**Description of the task:** Gather every line in the records below that contains the word "classification".

**Data shown:**

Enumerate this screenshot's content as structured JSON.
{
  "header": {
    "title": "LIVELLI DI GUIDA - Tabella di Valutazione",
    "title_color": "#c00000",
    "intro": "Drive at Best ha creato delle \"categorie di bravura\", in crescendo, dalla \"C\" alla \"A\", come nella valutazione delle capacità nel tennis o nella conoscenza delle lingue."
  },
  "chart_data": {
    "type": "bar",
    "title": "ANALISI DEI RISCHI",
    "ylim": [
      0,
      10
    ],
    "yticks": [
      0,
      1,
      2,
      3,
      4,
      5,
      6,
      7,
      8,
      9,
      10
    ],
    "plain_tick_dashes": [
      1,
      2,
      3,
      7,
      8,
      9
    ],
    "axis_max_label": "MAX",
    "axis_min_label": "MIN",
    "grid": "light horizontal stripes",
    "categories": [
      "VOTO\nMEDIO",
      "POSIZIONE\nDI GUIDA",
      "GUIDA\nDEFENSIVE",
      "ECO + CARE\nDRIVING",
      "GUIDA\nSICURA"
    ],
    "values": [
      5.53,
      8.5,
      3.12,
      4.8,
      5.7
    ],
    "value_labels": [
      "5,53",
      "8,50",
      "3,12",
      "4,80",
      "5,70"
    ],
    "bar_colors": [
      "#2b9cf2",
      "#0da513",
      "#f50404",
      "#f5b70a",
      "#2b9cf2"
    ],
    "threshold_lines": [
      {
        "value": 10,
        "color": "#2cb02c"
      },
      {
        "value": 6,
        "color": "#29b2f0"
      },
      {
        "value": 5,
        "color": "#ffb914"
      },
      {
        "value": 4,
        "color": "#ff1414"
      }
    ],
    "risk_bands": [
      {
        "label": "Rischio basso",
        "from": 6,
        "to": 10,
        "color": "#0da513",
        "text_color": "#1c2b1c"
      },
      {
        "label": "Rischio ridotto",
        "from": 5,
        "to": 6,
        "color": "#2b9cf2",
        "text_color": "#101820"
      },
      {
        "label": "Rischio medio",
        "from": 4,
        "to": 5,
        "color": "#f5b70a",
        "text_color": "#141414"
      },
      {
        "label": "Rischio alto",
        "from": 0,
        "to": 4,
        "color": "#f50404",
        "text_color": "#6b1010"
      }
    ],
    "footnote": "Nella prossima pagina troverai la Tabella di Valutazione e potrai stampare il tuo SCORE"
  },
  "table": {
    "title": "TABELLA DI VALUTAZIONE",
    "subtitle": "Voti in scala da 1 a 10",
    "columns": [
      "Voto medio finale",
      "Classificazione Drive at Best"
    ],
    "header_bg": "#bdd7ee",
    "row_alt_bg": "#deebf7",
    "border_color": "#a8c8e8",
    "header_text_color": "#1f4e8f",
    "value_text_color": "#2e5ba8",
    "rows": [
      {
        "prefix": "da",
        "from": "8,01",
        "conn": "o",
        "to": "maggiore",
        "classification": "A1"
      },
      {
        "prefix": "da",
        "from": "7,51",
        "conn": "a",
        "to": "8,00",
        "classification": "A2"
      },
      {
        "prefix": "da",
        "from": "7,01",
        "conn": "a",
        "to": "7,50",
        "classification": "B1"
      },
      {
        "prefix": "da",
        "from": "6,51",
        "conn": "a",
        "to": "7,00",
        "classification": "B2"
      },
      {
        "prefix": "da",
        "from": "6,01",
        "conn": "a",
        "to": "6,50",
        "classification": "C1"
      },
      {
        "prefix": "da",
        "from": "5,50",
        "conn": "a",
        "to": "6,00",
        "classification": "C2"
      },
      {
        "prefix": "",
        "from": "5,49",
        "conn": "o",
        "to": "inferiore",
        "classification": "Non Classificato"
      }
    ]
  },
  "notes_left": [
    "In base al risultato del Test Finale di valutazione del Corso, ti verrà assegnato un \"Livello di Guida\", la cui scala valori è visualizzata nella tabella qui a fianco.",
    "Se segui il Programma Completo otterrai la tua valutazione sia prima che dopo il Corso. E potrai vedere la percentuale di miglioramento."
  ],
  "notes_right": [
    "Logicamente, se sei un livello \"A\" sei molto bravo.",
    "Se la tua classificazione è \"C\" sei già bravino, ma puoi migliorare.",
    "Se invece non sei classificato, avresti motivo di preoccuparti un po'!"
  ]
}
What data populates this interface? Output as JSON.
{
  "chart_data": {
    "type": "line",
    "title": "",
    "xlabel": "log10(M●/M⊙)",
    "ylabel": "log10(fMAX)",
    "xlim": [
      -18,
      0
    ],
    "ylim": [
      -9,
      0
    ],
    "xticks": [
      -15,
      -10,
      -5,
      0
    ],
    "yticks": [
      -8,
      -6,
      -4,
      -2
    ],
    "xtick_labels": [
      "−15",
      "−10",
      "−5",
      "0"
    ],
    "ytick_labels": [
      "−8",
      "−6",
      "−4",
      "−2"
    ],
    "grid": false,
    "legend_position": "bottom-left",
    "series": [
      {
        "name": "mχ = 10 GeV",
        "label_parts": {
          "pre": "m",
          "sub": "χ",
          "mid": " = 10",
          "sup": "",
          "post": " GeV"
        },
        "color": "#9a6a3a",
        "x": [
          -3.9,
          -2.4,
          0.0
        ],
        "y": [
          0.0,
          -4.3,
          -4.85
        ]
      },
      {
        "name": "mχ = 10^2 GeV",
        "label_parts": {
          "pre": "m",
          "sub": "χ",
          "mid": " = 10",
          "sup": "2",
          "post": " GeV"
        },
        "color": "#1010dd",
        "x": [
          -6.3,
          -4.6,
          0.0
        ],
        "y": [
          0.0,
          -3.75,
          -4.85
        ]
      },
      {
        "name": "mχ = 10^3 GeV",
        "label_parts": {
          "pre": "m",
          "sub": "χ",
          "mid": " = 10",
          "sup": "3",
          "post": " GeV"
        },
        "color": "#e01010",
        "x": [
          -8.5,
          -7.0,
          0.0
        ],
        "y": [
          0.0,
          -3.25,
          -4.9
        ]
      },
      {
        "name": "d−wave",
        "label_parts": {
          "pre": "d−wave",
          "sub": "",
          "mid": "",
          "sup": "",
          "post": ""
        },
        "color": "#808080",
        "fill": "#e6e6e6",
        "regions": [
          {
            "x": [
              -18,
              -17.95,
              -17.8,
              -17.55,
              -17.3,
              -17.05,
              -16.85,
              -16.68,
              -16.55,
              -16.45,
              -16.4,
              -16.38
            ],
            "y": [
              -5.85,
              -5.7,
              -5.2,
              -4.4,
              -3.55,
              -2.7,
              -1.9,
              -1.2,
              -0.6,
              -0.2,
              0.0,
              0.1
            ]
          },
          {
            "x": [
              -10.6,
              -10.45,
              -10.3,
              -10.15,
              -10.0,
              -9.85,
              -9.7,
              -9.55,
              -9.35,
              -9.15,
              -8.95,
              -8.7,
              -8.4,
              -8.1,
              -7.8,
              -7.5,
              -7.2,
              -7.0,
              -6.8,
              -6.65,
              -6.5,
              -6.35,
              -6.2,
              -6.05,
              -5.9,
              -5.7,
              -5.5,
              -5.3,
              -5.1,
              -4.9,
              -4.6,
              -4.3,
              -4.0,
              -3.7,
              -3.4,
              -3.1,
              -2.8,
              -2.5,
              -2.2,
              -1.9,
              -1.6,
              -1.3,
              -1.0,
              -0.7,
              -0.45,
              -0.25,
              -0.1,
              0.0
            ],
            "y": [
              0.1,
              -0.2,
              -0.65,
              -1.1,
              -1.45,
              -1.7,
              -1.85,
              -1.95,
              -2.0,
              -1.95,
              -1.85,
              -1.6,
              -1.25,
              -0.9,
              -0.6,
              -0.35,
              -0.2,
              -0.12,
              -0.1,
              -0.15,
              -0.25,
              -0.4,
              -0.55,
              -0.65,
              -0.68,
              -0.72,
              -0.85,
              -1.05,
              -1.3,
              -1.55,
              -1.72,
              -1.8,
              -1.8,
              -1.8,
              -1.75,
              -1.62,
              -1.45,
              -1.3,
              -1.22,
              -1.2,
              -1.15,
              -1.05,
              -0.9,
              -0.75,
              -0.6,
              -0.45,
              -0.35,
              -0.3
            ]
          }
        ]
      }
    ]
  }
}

**Exercise solution:**
        "classification": "A1"
        "classification": "A2"
        "classification": "B1"
        "classification": "B2"
        "classification": "C1"
        "classification": "C2"
        "classification": "Non Classificato"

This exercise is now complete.